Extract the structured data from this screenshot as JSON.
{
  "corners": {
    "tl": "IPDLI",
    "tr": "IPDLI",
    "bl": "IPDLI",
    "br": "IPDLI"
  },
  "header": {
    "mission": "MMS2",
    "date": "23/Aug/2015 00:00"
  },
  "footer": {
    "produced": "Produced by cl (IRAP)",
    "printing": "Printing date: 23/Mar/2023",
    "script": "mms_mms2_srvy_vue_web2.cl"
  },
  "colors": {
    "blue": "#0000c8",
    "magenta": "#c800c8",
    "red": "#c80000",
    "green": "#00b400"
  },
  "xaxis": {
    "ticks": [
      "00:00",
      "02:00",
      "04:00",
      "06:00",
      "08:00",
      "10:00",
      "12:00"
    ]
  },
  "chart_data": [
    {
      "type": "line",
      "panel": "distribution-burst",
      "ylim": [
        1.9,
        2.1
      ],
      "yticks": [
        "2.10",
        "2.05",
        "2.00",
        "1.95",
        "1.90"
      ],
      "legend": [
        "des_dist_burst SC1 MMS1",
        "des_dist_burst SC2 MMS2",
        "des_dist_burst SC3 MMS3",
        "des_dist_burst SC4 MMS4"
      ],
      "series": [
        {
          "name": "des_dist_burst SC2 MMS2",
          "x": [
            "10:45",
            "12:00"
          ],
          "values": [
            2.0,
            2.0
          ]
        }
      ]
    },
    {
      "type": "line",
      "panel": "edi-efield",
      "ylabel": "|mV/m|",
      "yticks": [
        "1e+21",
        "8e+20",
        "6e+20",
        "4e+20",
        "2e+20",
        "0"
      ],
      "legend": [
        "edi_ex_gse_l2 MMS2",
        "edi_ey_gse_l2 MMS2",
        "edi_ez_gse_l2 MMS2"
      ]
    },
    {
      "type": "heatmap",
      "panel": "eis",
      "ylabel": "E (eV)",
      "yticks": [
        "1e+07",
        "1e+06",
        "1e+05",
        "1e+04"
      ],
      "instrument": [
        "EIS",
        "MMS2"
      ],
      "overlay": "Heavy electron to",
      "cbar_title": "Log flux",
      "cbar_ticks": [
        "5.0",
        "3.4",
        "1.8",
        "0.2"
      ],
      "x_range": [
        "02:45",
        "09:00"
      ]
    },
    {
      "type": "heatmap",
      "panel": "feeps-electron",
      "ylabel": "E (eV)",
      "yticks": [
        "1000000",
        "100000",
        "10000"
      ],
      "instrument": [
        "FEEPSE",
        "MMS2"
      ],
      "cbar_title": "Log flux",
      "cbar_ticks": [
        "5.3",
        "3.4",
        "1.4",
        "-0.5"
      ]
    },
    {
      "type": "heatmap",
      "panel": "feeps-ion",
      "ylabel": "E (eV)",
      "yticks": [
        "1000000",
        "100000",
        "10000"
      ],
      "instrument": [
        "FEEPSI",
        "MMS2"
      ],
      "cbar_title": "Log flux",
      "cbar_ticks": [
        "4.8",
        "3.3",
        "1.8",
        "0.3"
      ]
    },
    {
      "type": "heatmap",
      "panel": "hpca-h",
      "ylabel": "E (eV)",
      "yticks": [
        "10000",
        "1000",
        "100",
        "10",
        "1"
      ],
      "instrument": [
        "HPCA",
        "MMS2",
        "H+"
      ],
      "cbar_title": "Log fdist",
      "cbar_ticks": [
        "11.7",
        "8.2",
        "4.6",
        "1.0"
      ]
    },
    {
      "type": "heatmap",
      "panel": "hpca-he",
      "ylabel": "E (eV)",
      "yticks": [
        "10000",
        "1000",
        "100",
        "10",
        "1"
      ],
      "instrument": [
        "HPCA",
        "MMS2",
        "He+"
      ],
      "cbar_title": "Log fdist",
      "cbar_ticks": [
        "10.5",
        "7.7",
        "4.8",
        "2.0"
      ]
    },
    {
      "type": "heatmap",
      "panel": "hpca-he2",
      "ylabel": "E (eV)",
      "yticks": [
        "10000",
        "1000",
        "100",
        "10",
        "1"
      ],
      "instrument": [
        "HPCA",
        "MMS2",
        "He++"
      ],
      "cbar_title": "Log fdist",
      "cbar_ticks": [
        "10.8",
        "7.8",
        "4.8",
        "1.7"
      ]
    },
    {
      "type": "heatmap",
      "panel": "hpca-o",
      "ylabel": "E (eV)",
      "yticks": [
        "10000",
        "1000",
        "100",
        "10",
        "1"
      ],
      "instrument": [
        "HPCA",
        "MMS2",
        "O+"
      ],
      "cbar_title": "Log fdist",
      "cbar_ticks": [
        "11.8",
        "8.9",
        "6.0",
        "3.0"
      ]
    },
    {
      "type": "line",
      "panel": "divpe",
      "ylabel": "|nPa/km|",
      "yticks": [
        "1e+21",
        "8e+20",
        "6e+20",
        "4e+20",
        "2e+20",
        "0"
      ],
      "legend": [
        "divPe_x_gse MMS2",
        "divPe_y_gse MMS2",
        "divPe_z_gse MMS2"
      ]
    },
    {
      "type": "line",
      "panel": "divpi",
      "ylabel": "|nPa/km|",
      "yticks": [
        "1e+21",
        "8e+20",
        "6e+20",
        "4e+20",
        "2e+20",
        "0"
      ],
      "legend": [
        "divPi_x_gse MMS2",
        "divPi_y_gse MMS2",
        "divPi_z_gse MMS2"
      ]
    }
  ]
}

# [DIRECTIONS]
Find every line that includes the string "panel". Report how many there are and nothing else.

# [TASK OUTPUT]
11